▸ Short problem: Extract the listing below in full, unchanged.

▸ Material provided:
★ ★ ★
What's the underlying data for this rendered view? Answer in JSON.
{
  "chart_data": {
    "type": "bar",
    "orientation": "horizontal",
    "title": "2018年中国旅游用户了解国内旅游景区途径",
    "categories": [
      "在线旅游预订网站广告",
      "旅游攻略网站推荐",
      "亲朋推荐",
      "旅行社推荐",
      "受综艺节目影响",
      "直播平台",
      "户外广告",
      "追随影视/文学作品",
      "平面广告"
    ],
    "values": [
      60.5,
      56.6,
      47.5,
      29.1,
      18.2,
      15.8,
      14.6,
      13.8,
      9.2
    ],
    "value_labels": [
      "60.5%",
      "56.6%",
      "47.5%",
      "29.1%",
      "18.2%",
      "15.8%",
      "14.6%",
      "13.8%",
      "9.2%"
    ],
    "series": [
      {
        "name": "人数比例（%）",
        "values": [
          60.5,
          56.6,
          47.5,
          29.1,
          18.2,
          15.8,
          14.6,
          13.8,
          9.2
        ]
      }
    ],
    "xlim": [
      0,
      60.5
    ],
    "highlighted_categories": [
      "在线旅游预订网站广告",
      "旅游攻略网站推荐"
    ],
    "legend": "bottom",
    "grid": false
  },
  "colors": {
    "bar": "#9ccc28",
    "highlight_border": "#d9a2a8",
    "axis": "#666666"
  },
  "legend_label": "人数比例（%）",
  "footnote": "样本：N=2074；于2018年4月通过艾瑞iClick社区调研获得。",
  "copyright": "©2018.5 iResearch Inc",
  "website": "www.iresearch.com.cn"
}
★ ★ ★
▸ The output:
What's the underlying data for this rendered view? Answer in JSON.
{
  "chart_data": {
    "type": "bar",
    "orientation": "horizontal",
    "title": "2018年中国旅游用户了解国内旅游景区途径",
    "categories": [
      "在线旅游预订网站广告",
      "旅游攻略网站推荐",
      "亲朋推荐",
      "旅行社推荐",
      "受综艺节目影响",
      "直播平台",
      "户外广告",
      "追随影视/文学作品",
      "平面广告"
    ],
    "values": [
      60.5,
      56.6,
      47.5,
      29.1,
      18.2,
      15.8,
      14.6,
      13.8,
      9.2
    ],
    "value_labels": [
      "60.5%",
      "56.6%",
      "47.5%",
      "29.1%",
      "18.2%",
      "15.8%",
      "14.6%",
      "13.8%",
      "9.2%"
    ],
    "series": [
      {
        "name": "人数比例（%）",
        "values": [
          60.5,
          56.6,
          47.5,
          29.1,
          18.2,
          15.8,
          14.6,
          13.8,
          9.2
        ]
      }
    ],
    "xlim": [
      0,
      60.5
    ],
    "highlighted_categories": [
      "在线旅游预订网站广告",
      "旅游攻略网站推荐"
    ],
    "legend": "bottom",
    "grid": false
  },
  "colors": {
    "bar": "#9ccc28",
    "highlight_border": "#d9a2a8",
    "axis": "#666666"
  },
  "legend_label": "人数比例（%）",
  "footnote": "样本：N=2074；于2018年4月通过艾瑞iClick社区调研获得。",
  "copyright": "©2018.5 iResearch Inc",
  "website": "www.iresearch.com.cn"
}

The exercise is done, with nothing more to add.